Exercise aim: Exactly reproduce each entry, leaving out nothing.

Records for this task:

-----

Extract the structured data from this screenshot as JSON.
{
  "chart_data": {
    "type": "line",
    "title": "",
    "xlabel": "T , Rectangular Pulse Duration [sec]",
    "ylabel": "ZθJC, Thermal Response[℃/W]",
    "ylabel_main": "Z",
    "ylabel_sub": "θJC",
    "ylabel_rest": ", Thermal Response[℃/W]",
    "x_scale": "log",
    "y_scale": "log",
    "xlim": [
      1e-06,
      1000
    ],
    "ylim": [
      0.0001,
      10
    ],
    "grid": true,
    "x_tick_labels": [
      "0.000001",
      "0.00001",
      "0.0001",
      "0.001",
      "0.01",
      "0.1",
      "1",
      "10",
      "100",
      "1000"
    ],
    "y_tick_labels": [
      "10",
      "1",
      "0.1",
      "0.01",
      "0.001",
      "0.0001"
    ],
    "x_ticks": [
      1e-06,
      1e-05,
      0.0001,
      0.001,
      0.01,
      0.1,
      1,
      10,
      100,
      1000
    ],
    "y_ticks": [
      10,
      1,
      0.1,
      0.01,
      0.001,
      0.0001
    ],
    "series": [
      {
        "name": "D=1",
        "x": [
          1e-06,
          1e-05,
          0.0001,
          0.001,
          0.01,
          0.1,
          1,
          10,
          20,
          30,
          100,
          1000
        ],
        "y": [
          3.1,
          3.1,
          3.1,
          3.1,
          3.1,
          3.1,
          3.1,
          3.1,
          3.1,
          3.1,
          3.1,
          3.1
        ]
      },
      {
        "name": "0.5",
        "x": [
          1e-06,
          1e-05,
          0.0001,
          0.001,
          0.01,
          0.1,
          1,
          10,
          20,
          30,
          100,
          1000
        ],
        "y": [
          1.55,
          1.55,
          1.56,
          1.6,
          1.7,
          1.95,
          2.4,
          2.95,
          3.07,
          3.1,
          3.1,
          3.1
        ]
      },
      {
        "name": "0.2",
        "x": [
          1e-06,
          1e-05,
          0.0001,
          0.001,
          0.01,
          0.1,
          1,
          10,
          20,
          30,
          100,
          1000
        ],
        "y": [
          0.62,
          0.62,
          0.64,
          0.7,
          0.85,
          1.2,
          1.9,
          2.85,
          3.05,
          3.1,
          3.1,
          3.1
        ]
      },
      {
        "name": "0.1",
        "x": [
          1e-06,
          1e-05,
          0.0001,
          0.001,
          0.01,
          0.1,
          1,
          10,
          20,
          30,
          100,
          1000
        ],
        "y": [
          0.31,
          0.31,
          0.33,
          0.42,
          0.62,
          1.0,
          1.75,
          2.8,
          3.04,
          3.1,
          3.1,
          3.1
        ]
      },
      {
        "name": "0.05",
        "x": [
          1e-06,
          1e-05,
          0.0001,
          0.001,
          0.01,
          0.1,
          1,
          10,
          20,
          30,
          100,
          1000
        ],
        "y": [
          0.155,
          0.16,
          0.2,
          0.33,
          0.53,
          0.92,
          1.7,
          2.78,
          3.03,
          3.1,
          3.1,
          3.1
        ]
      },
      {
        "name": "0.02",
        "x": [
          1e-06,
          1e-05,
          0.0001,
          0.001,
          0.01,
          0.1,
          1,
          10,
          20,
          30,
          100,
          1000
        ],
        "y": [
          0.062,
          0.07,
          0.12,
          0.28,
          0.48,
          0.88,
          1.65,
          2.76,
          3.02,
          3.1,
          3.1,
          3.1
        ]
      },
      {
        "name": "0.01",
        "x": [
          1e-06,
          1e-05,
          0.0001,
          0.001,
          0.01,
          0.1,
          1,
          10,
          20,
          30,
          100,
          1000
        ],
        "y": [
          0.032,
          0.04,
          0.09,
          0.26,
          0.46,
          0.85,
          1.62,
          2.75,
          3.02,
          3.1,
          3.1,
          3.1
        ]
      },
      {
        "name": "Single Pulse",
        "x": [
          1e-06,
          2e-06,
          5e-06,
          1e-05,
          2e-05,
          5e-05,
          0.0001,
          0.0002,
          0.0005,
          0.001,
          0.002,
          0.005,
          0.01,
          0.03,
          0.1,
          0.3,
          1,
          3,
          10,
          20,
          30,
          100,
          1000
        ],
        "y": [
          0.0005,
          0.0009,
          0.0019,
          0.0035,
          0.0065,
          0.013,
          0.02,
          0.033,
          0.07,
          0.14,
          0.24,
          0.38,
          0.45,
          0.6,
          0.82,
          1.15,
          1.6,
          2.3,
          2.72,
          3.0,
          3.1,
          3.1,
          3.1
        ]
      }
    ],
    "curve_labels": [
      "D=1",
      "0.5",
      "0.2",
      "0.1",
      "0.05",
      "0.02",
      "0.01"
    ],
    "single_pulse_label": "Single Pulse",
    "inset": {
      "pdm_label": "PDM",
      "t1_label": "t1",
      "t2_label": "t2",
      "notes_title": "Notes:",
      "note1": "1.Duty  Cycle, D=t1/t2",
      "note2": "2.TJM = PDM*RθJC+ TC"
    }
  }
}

-----

Response below:
Extract the structured data from this screenshot as JSON.
{
  "chart_data": {
    "type": "line",
    "title": "",
    "xlabel": "T , Rectangular Pulse Duration [sec]",
    "ylabel": "ZθJC, Thermal Response[℃/W]",
    "ylabel_main": "Z",
    "ylabel_sub": "θJC",
    "ylabel_rest": ", Thermal Response[℃/W]",
    "x_scale": "log",
    "y_scale": "log",
    "xlim": [
      1e-06,
      1000
    ],
    "ylim": [
      0.0001,
      10
    ],
    "grid": true,
    "x_tick_labels": [
      "0.000001",
      "0.00001",
      "0.0001",
      "0.001",
      "0.01",
      "0.1",
      "1",
      "10",
      "100",
      "1000"
    ],
    "y_tick_labels": [
      "10",
      "1",
      "0.1",
      "0.01",
      "0.001",
      "0.0001"
    ],
    "x_ticks": [
      1e-06,
      1e-05,
      0.0001,
      0.001,
      0.01,
      0.1,
      1,
      10,
      100,
      1000
    ],
    "y_ticks": [
      10,
      1,
      0.1,
      0.01,
      0.001,
      0.0001
    ],
    "series": [
      {
        "name": "D=1",
        "x": [
          1e-06,
          1e-05,
          0.0001,
          0.001,
          0.01,
          0.1,
          1,
          10,
          20,
          30,
          100,
          1000
        ],
        "y": [
          3.1,
          3.1,
          3.1,
          3.1,
          3.1,
          3.1,
          3.1,
          3.1,
          3.1,
          3.1,
          3.1,
          3.1
        ]
      },
      {
        "name": "0.5",
        "x": [
          1e-06,
          1e-05,
          0.0001,
          0.001,
          0.01,
          0.1,
          1,
          10,
          20,
          30,
          100,
          1000
        ],
        "y": [
          1.55,
          1.55,
          1.56,
          1.6,
          1.7,
          1.95,
          2.4,
          2.95,
          3.07,
          3.1,
          3.1,
          3.1
        ]
      },
      {
        "name": "0.2",
        "x": [
          1e-06,
          1e-05,
          0.0001,
          0.001,
          0.01,
          0.1,
          1,
          10,
          20,
          30,
          100,
          1000
        ],
        "y": [
          0.62,
          0.62,
          0.64,
          0.7,
          0.85,
          1.2,
          1.9,
          2.85,
          3.05,
          3.1,
          3.1,
          3.1
        ]
      },
      {
        "name": "0.1",
        "x": [
          1e-06,
          1e-05,
          0.0001,
          0.001,
          0.01,
          0.1,
          1,
          10,
          20,
          30,
          100,
          1000
        ],
        "y": [
          0.31,
          0.31,
          0.33,
          0.42,
          0.62,
          1.0,
          1.75,
          2.8,
          3.04,
          3.1,
          3.1,
          3.1
        ]
      },
      {
        "name": "0.05",
        "x": [
          1e-06,
          1e-05,
          0.0001,
          0.001,
          0.01,
          0.1,
          1,
          10,
          20,
          30,
          100,
          1000
        ],
        "y": [
          0.155,
          0.16,
          0.2,
          0.33,
          0.53,
          0.92,
          1.7,
          2.78,
          3.03,
          3.1,
          3.1,
          3.1
        ]
      },
      {
        "name": "0.02",
        "x": [
          1e-06,
          1e-05,
          0.0001,
          0.001,
          0.01,
          0.1,
          1,
          10,
          20,
          30,
          100,
          1000
        ],
        "y": [
          0.062,
          0.07,
          0.12,
          0.28,
          0.48,
          0.88,
          1.65,
          2.76,
          3.02,
          3.1,
          3.1,
          3.1
        ]
      },
      {
        "name": "0.01",
        "x": [
          1e-06,
          1e-05,
          0.0001,
          0.001,
          0.01,
          0.1,
          1,
          10,
          20,
          30,
          100,
          1000
        ],
        "y": [
          0.032,
          0.04,
          0.09,
          0.26,
          0.46,
          0.85,
          1.62,
          2.75,
          3.02,
          3.1,
          3.1,
          3.1
        ]
      },
      {
        "name": "Single Pulse",
        "x": [
          1e-06,
          2e-06,
          5e-06,
          1e-05,
          2e-05,
          5e-05,
          0.0001,
          0.0002,
          0.0005,
          0.001,
          0.002,
          0.005,
          0.01,
          0.03,
          0.1,
          0.3,
          1,
          3,
          10,
          20,
          30,
          100,
          1000
        ],
        "y": [
          0.0005,
          0.0009,
          0.0019,
          0.0035,
          0.0065,
          0.013,
          0.02,
          0.033,
          0.07,
          0.14,
          0.24,
          0.38,
          0.45,
          0.6,
          0.82,
          1.15,
          1.6,
          2.3,
          2.72,
          3.0,
          3.1,
          3.1,
          3.1
        ]
      }
    ],
    "curve_labels": [
      "D=1",
      "0.5",
      "0.2",
      "0.1",
      "0.05",
      "0.02",
      "0.01"
    ],
    "single_pulse_label": "Single Pulse",
    "inset": {
      "pdm_label": "PDM",
      "t1_label": "t1",
      "t2_label": "t2",
      "notes_title": "Notes:",
      "note1": "1.Duty  Cycle, D=t1/t2",
      "note2": "2.TJM = PDM*RθJC+ TC"
    }
  }
}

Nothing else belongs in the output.